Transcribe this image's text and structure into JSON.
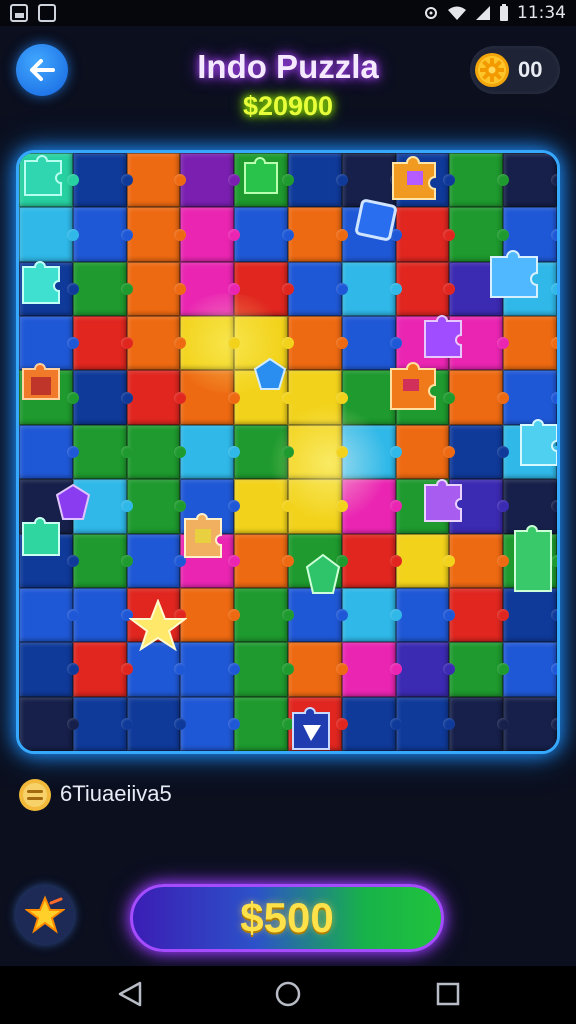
{
  "status_bar": {
    "time": "11:34"
  },
  "header": {
    "title": "Indo Puzzla",
    "score": "$20900"
  },
  "coins": {
    "value": "00"
  },
  "board": {
    "palette": [
      "#1e9a2e",
      "#1f58d6",
      "#e0261f",
      "#ee6a12",
      "#f2d21a",
      "#ea25b2",
      "#2fb8e8",
      "#3b2ab2",
      "#27d0a0",
      "#0f3a9a",
      "#7a1fb0",
      "#16204a"
    ]
  },
  "rank": {
    "label": "6Tiuaeiiva5"
  },
  "actions": {
    "buy_label": "$500"
  },
  "colors": {
    "accent_blue": "#36a9ff",
    "title_glow": "#b24bff",
    "score_color": "#e8ff3a",
    "buy_text": "#ffe14a"
  }
}
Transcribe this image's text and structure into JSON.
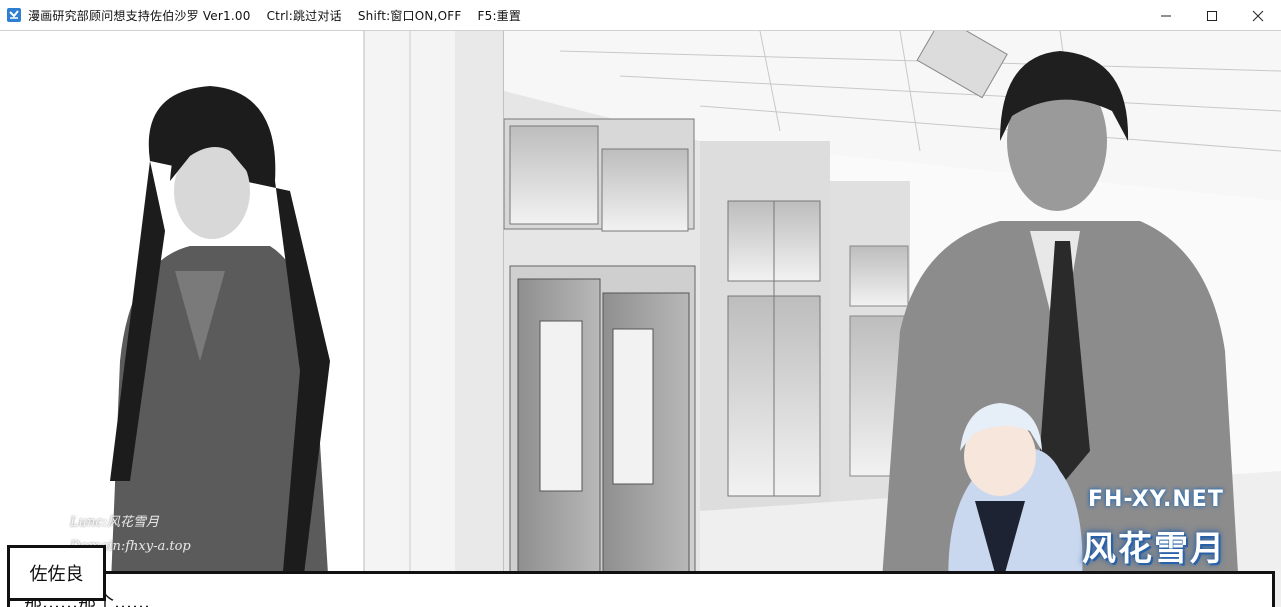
{
  "window": {
    "title": "漫画研究部顾问想支持佐伯沙罗 Ver1.00    Ctrl:跳过对话    Shift:窗口ON,OFF    F5:重置",
    "icon": "app-icon",
    "controls": [
      "minimize-icon",
      "maximize-icon",
      "close-icon"
    ]
  },
  "dialogue": {
    "speaker": "佐佐良",
    "message": "那……那个……"
  },
  "watermark": {
    "left_line1": "Lunc:风花雪月",
    "left_line2": "Domain:fhxy-a.top",
    "site": "FH-XY.NET",
    "brand": "风花雪月"
  },
  "colors": {
    "text": "#111111",
    "brand_blue": "#2f6fb3"
  }
}
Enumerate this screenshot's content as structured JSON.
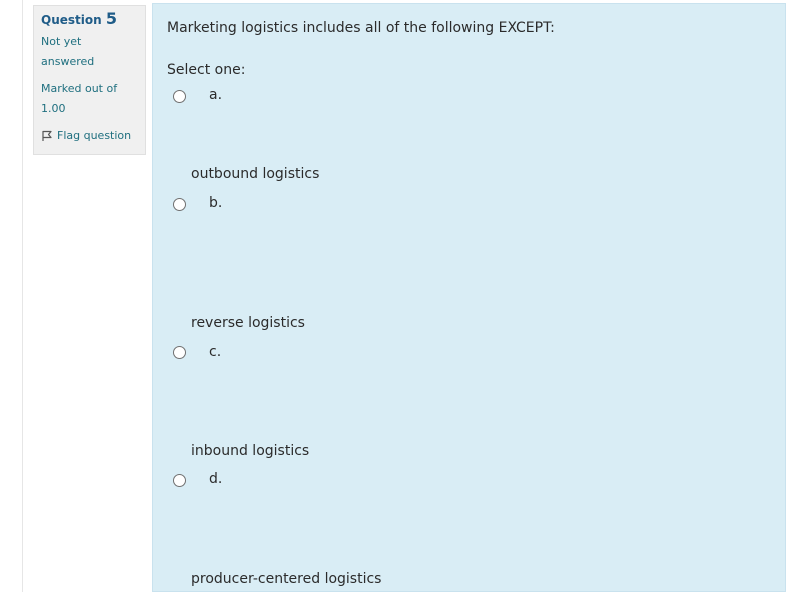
{
  "question": {
    "label": "Question",
    "number": "5",
    "state": [
      "Not yet",
      "answered"
    ],
    "grade": [
      "Marked out of",
      "1.00"
    ],
    "flag_label": "Flag question",
    "text": "Marketing logistics includes all of the following EXCEPT:",
    "prompt": "Select one:"
  },
  "options": [
    {
      "letter": "a.",
      "text": "outbound logistics"
    },
    {
      "letter": "b.",
      "text": "reverse logistics"
    },
    {
      "letter": "c.",
      "text": "inbound logistics"
    },
    {
      "letter": "d.",
      "text": "producer-centered logistics"
    }
  ],
  "icons": {
    "flag": "flag-icon"
  }
}
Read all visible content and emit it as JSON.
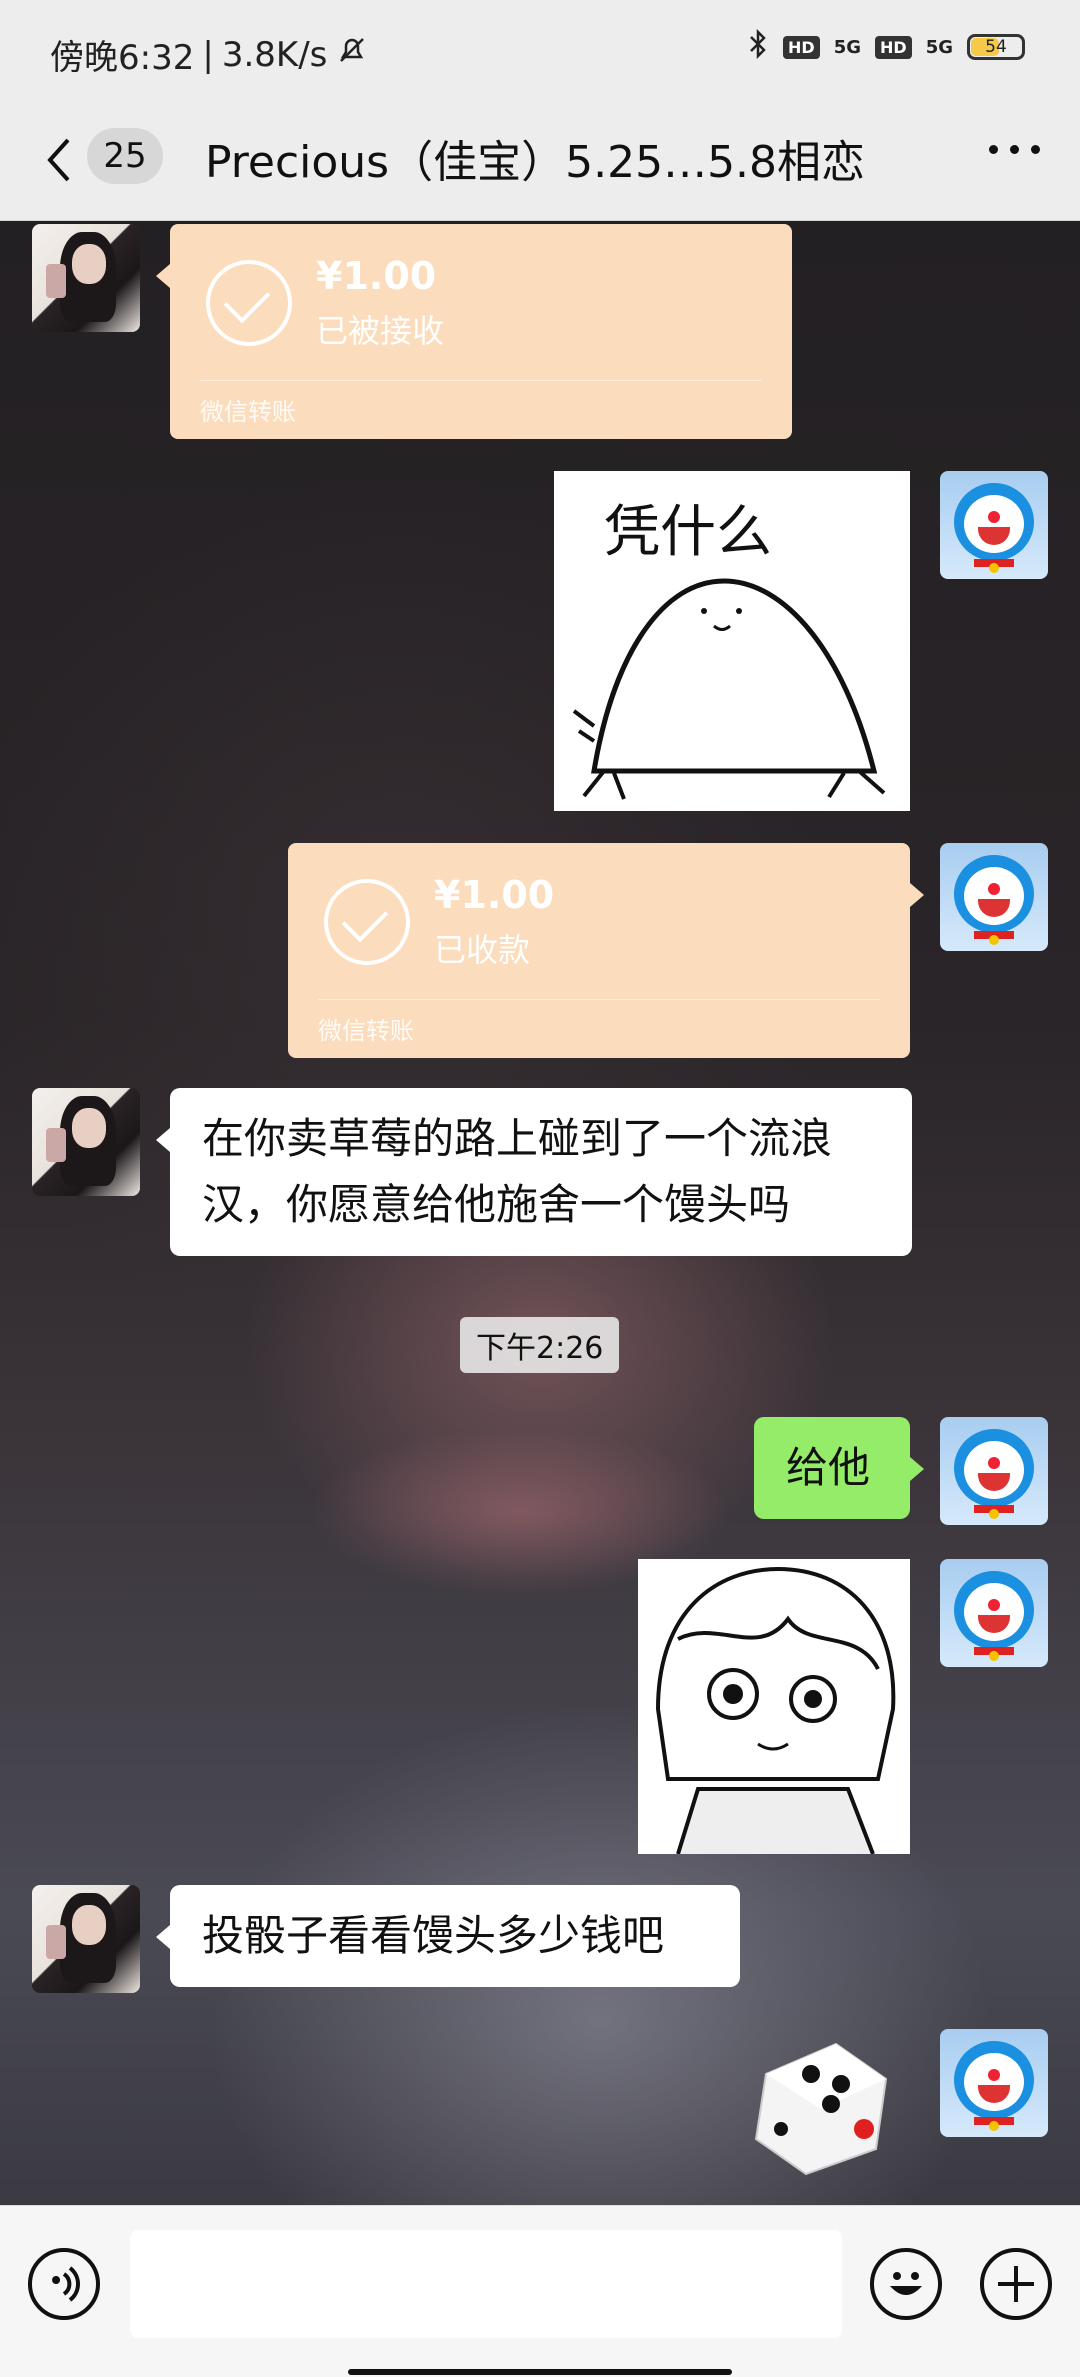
{
  "status_bar": {
    "time": "傍晚6:32",
    "speed": "3.8K/s",
    "network1": "5G",
    "network2": "5G",
    "hd_label": "HD",
    "battery": "54"
  },
  "header": {
    "unread_count": "25",
    "title": "Precious（佳宝）5.25…5.8相恋"
  },
  "messages": {
    "transfer_received": {
      "amount": "¥1.00",
      "status": "已被接收",
      "footer": "微信转账"
    },
    "transfer_collected": {
      "amount": "¥1.00",
      "status": "已收款",
      "footer": "微信转账"
    },
    "question": "在你卖草莓的路上碰到了一个流浪汉，你愿意给他施舍一个馒头吗",
    "timestamp": "下午2:26",
    "reply": "给他",
    "dice_request": "投骰子看看馒头多少钱吧"
  },
  "stickers": {
    "sticker1_text": "凭什么"
  },
  "colors": {
    "transfer_bg": "#fbdcbc",
    "my_bubble": "#95ec69",
    "header_bg": "#ededed"
  },
  "icons": [
    "back-arrow-icon",
    "more-dots-icon",
    "voice-icon",
    "emoji-icon",
    "add-icon",
    "check-icon",
    "bell-mute-icon",
    "bluetooth-icon"
  ]
}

- **Instructions to follow**
Set down nothing but the lines from the one containing "Enumerate this screenshot's" to the final line above, both included, with every picture left out.

- **Exercise output**
Enumerate this screenshot's content as structured JSON.
{
  "question": {
    "label": "Question",
    "number": "5",
    "state": [
      "Not yet",
      "answered"
    ],
    "grade": [
      "Marked out of",
      "1.00"
    ],
    "flag_label": "Flag question",
    "text": "Marketing logistics includes all of the following EXCEPT:",
    "prompt": "Select one:"
  },
  "options": [
    {
      "letter": "a.",
      "text": "outbound logistics"
    },
    {
      "letter": "b.",
      "text": "reverse logistics"
    },
    {
      "letter": "c.",
      "text": "inbound logistics"
    },
    {
      "letter": "d.",
      "text": "producer-centered logistics"
    }
  ],
  "icons": {
    "flag": "flag-icon"
  }
}
Read all visible content and emit it as JSON.
{
  "status_bar": {
    "time": "傍晚6:32",
    "speed": "3.8K/s",
    "network1": "5G",
    "network2": "5G",
    "hd_label": "HD",
    "battery": "54"
  },
  "header": {
    "unread_count": "25",
    "title": "Precious（佳宝）5.25…5.8相恋"
  },
  "messages": {
    "transfer_received": {
      "amount": "¥1.00",
      "status": "已被接收",
      "footer": "微信转账"
    },
    "transfer_collected": {
      "amount": "¥1.00",
      "status": "已收款",
      "footer": "微信转账"
    },
    "question": "在你卖草莓的路上碰到了一个流浪汉，你愿意给他施舍一个馒头吗",
    "timestamp": "下午2:26",
    "reply": "给他",
    "dice_request": "投骰子看看馒头多少钱吧"
  },
  "stickers": {
    "sticker1_text": "凭什么"
  },
  "colors": {
    "transfer_bg": "#fbdcbc",
    "my_bubble": "#95ec69",
    "header_bg": "#ededed"
  },
  "icons": [
    "back-arrow-icon",
    "more-dots-icon",
    "voice-icon",
    "emoji-icon",
    "add-icon",
    "check-icon",
    "bell-mute-icon",
    "bluetooth-icon"
  ]
}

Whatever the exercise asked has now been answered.